» **Set task**:
Give the records back in full, exactly as they read.

* * *

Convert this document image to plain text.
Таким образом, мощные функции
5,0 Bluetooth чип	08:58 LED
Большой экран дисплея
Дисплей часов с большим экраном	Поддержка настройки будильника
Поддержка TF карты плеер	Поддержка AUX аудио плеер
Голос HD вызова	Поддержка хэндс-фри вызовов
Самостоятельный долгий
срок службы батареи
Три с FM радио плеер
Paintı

* * *

» **Solved problem**:
Convert this document image to plain text.
Таким образом, мощные функции
5,0 Bluetooth чип	08:58 LED
Большой экран дисплея
Дисплей часов с большим экраном	Поддержка настройки будильника
Поддержка TF карты плеер	Поддержка AUX аудио плеер
Голос HD вызова	Поддержка хэндс-фри вызовов
Самостоятельный долгий
срок службы батареи
Три с FM радио плеер
Paintı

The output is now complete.